Select the lines below containing the word "from".

----- DATA LINES -----

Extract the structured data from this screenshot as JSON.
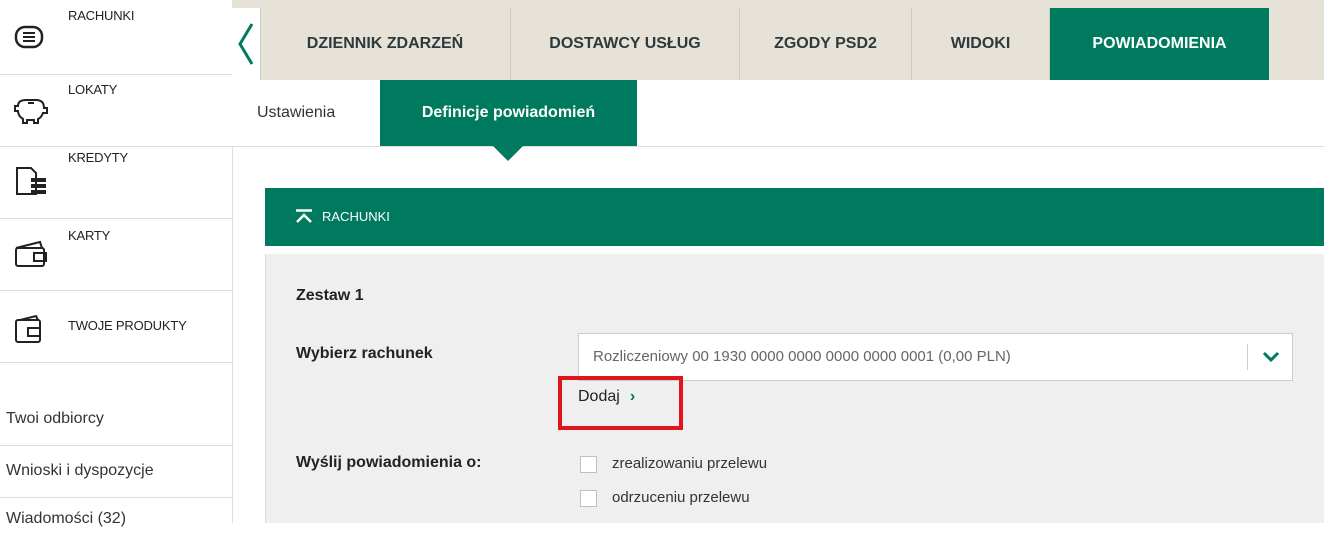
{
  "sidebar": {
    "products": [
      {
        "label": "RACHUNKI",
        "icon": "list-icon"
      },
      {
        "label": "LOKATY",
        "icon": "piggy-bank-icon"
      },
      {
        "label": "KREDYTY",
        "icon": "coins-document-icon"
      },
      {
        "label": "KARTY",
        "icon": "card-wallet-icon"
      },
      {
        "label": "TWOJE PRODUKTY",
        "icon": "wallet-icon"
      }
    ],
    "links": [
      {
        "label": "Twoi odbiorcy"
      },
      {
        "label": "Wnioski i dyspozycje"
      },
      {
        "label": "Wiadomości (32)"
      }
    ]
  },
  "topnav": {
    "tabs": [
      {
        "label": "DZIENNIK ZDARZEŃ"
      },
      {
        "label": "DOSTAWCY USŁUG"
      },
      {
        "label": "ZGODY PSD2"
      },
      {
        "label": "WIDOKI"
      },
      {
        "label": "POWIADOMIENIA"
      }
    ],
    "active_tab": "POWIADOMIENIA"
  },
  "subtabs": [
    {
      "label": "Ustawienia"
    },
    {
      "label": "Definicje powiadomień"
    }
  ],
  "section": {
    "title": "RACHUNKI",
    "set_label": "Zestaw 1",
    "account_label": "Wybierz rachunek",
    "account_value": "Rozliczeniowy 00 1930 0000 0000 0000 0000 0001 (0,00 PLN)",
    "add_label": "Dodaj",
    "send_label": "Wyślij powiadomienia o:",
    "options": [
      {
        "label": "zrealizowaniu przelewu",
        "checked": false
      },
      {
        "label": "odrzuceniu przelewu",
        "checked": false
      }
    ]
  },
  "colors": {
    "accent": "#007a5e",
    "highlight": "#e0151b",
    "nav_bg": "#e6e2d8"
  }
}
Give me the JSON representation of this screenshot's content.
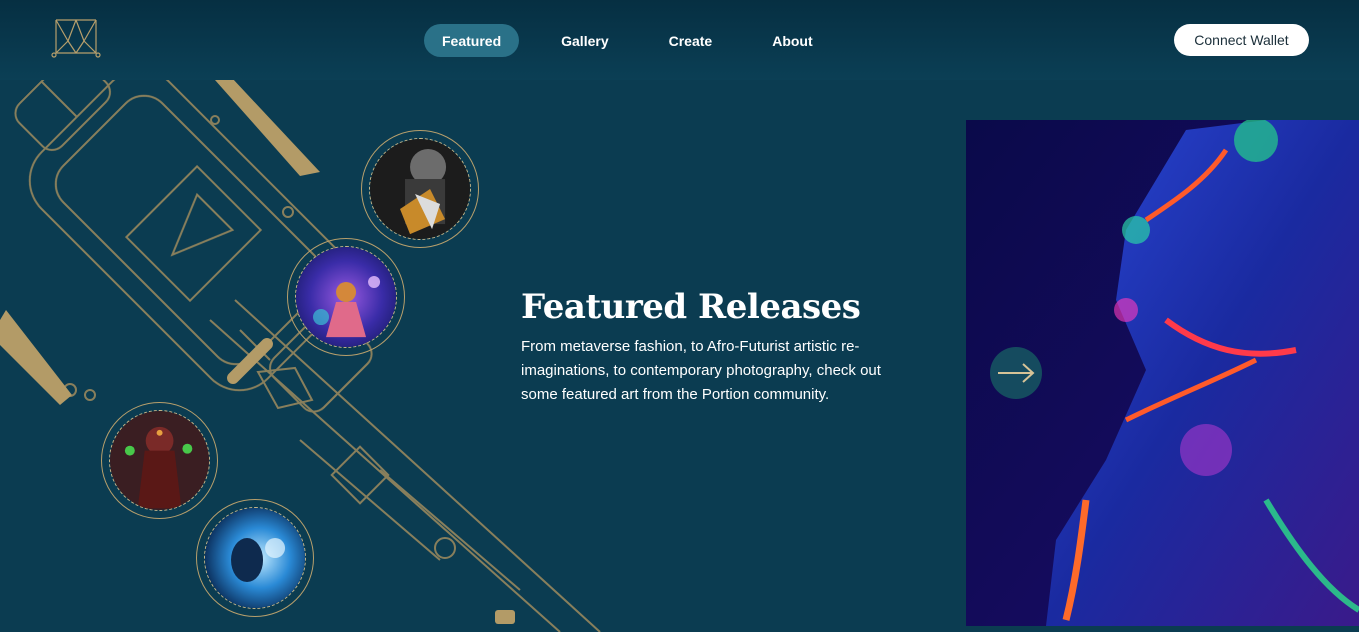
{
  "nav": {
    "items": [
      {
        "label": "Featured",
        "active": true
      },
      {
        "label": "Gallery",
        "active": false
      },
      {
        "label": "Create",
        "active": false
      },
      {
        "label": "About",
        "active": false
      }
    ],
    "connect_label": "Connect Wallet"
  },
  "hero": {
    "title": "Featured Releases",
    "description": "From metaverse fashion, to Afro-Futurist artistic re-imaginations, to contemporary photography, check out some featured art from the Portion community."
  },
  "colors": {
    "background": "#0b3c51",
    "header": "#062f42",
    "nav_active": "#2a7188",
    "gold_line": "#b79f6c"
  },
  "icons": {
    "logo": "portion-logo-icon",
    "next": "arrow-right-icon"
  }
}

-----

### SOLUTION FOR THIS PROBLEM
Extract the structured data from this screenshot as JSON.
    "description": "From metaverse fashion, to Afro-Futurist artistic re-imaginations, to contemporary photography, check out some featured art from the Portion community."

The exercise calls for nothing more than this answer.